## WHAT YOU ARE ASKED TO DO
Wherever a line holds the word "name", copy that line out.

## RECORDS SHOWN
BEGIN

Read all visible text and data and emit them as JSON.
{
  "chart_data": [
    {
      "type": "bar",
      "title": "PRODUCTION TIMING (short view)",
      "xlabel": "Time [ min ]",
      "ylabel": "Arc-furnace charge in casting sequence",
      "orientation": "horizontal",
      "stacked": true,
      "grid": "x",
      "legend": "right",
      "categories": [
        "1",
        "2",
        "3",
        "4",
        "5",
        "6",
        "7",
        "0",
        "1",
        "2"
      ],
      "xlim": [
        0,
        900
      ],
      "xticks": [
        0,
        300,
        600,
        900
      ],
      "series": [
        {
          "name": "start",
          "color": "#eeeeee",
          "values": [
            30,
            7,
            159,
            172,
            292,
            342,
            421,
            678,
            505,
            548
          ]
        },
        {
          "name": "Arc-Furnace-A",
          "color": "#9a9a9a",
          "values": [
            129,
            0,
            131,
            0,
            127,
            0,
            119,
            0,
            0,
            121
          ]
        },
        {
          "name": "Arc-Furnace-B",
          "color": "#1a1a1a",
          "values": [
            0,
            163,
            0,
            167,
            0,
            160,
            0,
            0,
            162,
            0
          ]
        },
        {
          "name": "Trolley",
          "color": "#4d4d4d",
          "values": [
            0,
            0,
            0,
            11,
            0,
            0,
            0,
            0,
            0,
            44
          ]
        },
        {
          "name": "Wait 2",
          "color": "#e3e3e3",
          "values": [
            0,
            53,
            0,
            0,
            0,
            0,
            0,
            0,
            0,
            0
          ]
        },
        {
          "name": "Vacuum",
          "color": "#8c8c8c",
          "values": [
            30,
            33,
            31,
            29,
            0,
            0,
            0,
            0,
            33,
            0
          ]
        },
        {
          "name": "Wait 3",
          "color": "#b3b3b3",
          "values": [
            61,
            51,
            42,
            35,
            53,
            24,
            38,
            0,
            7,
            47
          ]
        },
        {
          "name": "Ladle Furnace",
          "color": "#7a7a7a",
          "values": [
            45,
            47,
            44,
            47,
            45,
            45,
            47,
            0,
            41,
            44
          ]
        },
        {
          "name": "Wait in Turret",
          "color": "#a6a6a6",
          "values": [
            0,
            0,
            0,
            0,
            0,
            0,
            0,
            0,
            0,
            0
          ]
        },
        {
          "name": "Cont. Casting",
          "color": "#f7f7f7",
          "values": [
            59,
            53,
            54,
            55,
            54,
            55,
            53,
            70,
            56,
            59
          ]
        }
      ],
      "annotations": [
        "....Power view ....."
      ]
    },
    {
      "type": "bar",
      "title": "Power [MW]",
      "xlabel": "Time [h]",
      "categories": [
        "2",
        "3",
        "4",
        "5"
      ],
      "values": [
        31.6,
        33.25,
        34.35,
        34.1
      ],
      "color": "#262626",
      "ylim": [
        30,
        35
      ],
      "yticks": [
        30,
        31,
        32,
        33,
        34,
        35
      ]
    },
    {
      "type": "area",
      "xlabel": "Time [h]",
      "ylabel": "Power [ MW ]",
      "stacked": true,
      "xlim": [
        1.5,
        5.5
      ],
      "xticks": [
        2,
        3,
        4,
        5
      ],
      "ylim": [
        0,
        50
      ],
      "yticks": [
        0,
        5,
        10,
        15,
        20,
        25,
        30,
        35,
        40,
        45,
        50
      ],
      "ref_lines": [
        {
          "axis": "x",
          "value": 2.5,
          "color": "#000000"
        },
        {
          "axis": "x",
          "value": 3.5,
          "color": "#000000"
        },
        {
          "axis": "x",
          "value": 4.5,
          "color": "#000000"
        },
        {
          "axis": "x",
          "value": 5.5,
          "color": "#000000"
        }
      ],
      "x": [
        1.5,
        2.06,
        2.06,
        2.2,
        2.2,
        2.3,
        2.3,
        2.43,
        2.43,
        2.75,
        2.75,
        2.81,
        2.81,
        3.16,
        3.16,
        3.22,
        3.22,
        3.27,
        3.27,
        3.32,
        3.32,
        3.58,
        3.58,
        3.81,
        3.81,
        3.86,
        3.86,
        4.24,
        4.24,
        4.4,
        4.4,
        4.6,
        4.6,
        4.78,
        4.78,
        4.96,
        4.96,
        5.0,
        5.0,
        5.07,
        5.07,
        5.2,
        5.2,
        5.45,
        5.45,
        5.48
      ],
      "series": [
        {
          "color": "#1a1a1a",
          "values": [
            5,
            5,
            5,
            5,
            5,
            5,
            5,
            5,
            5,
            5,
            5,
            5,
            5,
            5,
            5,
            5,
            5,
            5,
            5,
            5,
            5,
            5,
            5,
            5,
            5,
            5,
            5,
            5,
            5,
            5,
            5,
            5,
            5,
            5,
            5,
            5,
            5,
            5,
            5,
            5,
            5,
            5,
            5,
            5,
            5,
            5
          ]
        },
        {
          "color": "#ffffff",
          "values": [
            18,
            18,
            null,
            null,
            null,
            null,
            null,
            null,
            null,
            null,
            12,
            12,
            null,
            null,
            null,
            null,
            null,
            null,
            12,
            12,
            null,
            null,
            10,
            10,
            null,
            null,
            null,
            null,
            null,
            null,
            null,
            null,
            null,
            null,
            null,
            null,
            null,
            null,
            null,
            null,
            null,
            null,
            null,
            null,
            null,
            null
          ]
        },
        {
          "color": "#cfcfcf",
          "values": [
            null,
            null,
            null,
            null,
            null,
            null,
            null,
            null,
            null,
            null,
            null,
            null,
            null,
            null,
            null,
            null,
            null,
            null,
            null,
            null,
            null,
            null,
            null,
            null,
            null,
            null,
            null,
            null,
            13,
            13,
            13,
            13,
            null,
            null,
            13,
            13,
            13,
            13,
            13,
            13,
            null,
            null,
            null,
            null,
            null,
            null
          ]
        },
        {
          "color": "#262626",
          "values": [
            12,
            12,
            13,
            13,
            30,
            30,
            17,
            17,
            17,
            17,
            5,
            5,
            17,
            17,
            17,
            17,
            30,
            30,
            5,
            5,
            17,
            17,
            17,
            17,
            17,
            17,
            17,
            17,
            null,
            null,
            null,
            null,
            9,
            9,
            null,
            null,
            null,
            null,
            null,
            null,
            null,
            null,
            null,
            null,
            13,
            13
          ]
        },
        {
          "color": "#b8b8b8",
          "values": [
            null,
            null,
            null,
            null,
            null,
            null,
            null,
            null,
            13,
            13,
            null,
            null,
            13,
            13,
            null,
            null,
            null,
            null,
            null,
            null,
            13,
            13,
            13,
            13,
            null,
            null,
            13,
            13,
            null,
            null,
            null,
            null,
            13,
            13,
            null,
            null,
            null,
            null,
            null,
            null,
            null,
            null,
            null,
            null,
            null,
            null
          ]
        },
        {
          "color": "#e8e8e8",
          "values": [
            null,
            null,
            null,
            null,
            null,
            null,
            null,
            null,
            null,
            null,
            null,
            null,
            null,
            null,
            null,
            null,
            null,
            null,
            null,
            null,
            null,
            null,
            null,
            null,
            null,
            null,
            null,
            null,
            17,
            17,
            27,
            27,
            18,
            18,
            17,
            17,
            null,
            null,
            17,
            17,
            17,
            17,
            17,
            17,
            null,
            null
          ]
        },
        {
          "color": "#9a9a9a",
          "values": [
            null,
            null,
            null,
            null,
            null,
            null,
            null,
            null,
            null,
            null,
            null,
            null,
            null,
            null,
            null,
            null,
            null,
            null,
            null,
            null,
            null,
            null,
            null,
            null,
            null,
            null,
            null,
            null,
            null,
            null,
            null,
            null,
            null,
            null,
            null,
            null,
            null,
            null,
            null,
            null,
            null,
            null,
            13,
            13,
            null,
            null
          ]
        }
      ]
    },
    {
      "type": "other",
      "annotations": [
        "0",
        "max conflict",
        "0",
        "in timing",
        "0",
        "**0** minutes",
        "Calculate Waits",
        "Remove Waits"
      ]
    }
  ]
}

END

## REPLY
          "name": "start",
          "name": "Arc-Furnace-A",
          "name": "Arc-Furnace-B",
          "name": "Trolley",
          "name": "Wait 2",
          "name": "Vacuum",
          "name": "Wait 3",
          "name": "Ladle Furnace",
          "name": "Wait in Turret",
          "name": "Cont. Casting",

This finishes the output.